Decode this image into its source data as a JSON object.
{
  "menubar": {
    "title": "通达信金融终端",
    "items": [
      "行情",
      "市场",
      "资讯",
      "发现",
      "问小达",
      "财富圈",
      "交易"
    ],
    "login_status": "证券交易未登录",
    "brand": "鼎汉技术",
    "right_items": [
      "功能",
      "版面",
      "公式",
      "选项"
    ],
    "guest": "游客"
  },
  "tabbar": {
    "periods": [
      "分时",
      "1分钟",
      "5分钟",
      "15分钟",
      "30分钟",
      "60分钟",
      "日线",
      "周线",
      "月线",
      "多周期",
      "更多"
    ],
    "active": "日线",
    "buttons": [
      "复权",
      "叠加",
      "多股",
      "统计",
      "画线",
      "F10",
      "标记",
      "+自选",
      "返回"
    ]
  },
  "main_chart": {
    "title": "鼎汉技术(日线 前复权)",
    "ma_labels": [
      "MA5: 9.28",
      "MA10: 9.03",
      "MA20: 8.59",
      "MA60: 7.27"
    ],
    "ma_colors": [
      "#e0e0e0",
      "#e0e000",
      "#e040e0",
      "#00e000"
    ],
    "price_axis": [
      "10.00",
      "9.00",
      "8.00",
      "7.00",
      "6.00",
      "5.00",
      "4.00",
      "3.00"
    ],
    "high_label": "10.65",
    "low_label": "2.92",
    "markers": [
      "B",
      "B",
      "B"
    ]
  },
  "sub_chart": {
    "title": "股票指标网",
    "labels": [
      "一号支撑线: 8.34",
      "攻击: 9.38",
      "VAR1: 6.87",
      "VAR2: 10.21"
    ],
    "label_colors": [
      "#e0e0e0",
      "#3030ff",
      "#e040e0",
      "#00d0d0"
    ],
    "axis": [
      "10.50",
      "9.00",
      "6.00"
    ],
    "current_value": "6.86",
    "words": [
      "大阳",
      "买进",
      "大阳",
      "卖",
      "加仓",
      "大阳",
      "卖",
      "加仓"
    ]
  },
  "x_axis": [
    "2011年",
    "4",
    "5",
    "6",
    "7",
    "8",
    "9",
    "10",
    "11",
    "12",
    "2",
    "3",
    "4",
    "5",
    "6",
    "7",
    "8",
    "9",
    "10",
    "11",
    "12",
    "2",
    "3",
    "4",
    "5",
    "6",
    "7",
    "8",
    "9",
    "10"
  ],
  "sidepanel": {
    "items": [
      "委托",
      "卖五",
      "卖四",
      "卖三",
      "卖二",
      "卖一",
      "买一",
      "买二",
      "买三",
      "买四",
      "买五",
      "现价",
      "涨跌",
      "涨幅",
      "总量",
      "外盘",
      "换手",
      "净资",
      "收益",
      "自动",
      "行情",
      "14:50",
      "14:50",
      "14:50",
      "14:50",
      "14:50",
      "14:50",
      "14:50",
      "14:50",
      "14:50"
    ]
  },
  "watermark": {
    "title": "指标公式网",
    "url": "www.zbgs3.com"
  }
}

= PROBLEM =
Type out the full listing again, exactly as given.

= ANSWER TO THE EXERCISE =
Decode this image into its source data as a JSON object.
{
  "menubar": {
    "title": "通达信金融终端",
    "items": [
      "行情",
      "市场",
      "资讯",
      "发现",
      "问小达",
      "财富圈",
      "交易"
    ],
    "login_status": "证券交易未登录",
    "brand": "鼎汉技术",
    "right_items": [
      "功能",
      "版面",
      "公式",
      "选项"
    ],
    "guest": "游客"
  },
  "tabbar": {
    "periods": [
      "分时",
      "1分钟",
      "5分钟",
      "15分钟",
      "30分钟",
      "60分钟",
      "日线",
      "周线",
      "月线",
      "多周期",
      "更多"
    ],
    "active": "日线",
    "buttons": [
      "复权",
      "叠加",
      "多股",
      "统计",
      "画线",
      "F10",
      "标记",
      "+自选",
      "返回"
    ]
  },
  "main_chart": {
    "title": "鼎汉技术(日线 前复权)",
    "ma_labels": [
      "MA5: 9.28",
      "MA10: 9.03",
      "MA20: 8.59",
      "MA60: 7.27"
    ],
    "ma_colors": [
      "#e0e0e0",
      "#e0e000",
      "#e040e0",
      "#00e000"
    ],
    "price_axis": [
      "10.00",
      "9.00",
      "8.00",
      "7.00",
      "6.00",
      "5.00",
      "4.00",
      "3.00"
    ],
    "high_label": "10.65",
    "low_label": "2.92",
    "markers": [
      "B",
      "B",
      "B"
    ]
  },
  "sub_chart": {
    "title": "股票指标网",
    "labels": [
      "一号支撑线: 8.34",
      "攻击: 9.38",
      "VAR1: 6.87",
      "VAR2: 10.21"
    ],
    "label_colors": [
      "#e0e0e0",
      "#3030ff",
      "#e040e0",
      "#00d0d0"
    ],
    "axis": [
      "10.50",
      "9.00",
      "6.00"
    ],
    "current_value": "6.86",
    "words": [
      "大阳",
      "买进",
      "大阳",
      "卖",
      "加仓",
      "大阳",
      "卖",
      "加仓"
    ]
  },
  "x_axis": [
    "2011年",
    "4",
    "5",
    "6",
    "7",
    "8",
    "9",
    "10",
    "11",
    "12",
    "2",
    "3",
    "4",
    "5",
    "6",
    "7",
    "8",
    "9",
    "10",
    "11",
    "12",
    "2",
    "3",
    "4",
    "5",
    "6",
    "7",
    "8",
    "9",
    "10"
  ],
  "sidepanel": {
    "items": [
      "委托",
      "卖五",
      "卖四",
      "卖三",
      "卖二",
      "卖一",
      "买一",
      "买二",
      "买三",
      "买四",
      "买五",
      "现价",
      "涨跌",
      "涨幅",
      "总量",
      "外盘",
      "换手",
      "净资",
      "收益",
      "自动",
      "行情",
      "14:50",
      "14:50",
      "14:50",
      "14:50",
      "14:50",
      "14:50",
      "14:50",
      "14:50",
      "14:50"
    ]
  },
  "watermark": {
    "title": "指标公式网",
    "url": "www.zbgs3.com"
  }
}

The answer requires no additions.